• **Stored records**
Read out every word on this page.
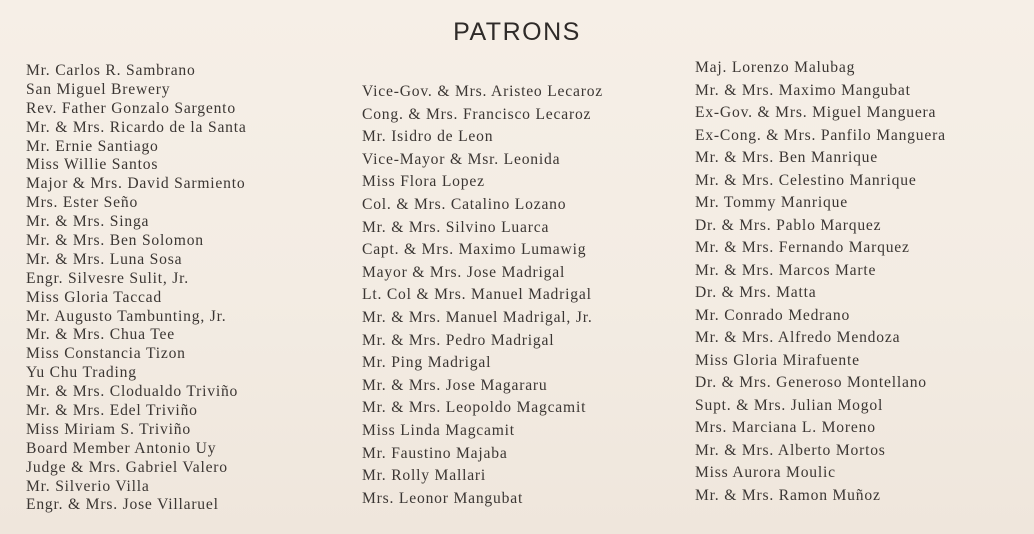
PATRONS
Mr. Carlos R. Sambrano
San Miguel Brewery
Rev. Father Gonzalo Sargento
Mr. & Mrs. Ricardo de la Santa
Mr. Ernie Santiago
Miss Willie Santos
Major & Mrs. David Sarmiento
Mrs. Ester Seño
Mr. & Mrs. Singa
Mr. & Mrs. Ben Solomon
Mr. & Mrs. Luna Sosa
Engr. Silvesre Sulit, Jr.
Miss Gloria Taccad
Mr. Augusto Tambunting, Jr.
Mr. & Mrs. Chua Tee
Miss Constancia Tizon
Yu Chu Trading
Mr. & Mrs. Clodualdo Triviño
Mr. & Mrs. Edel Triviño
Miss Miriam S. Triviño
Board Member Antonio Uy
Judge & Mrs. Gabriel Valero
Mr. Silverio Villa
Engr. & Mrs. Jose Villaruel
Vice-Gov. & Mrs. Aristeo Lecaroz
Cong. & Mrs. Francisco Lecaroz
Mr. Isidro de Leon
Vice-Mayor & Msr. Leonida
Miss Flora Lopez
Col. & Mrs. Catalino Lozano
Mr. & Mrs. Silvino Luarca
Capt. & Mrs. Maximo Lumawig
Mayor & Mrs. Jose Madrigal
Lt. Col & Mrs. Manuel Madrigal
Mr. & Mrs. Manuel Madrigal, Jr.
Mr. & Mrs. Pedro Madrigal
Mr. Ping Madrigal
Mr. & Mrs. Jose Magararu
Mr. & Mrs. Leopoldo Magcamit
Miss Linda Magcamit
Mr. Faustino Majaba
Mr. Rolly Mallari
Mrs. Leonor Mangubat
Maj. Lorenzo Malubag
Mr. & Mrs. Maximo Mangubat
Ex-Gov. & Mrs. Miguel Manguera
Ex-Cong. & Mrs. Panfilo Manguera
Mr. & Mrs. Ben Manrique
Mr. & Mrs. Celestino Manrique
Mr. Tommy Manrique
Dr. & Mrs. Pablo Marquez
Mr. & Mrs. Fernando Marquez
Mr. & Mrs. Marcos Marte
Dr. & Mrs. Matta
Mr. Conrado Medrano
Mr. & Mrs. Alfredo Mendoza
Miss Gloria Mirafuente
Dr. & Mrs. Generoso Montellano
Supt. & Mrs. Julian Mogol
Mrs. Marciana L. Moreno
Mr. & Mrs. Alberto Mortos
Miss Aurora Moulic
Mr. & Mrs. Ramon Muñoz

• **Prompt**
Copy each line of the data above that holds "Cong".

• **The response**
Cong. & Mrs. Francisco Lecaroz
Ex-Cong. & Mrs. Panfilo Manguera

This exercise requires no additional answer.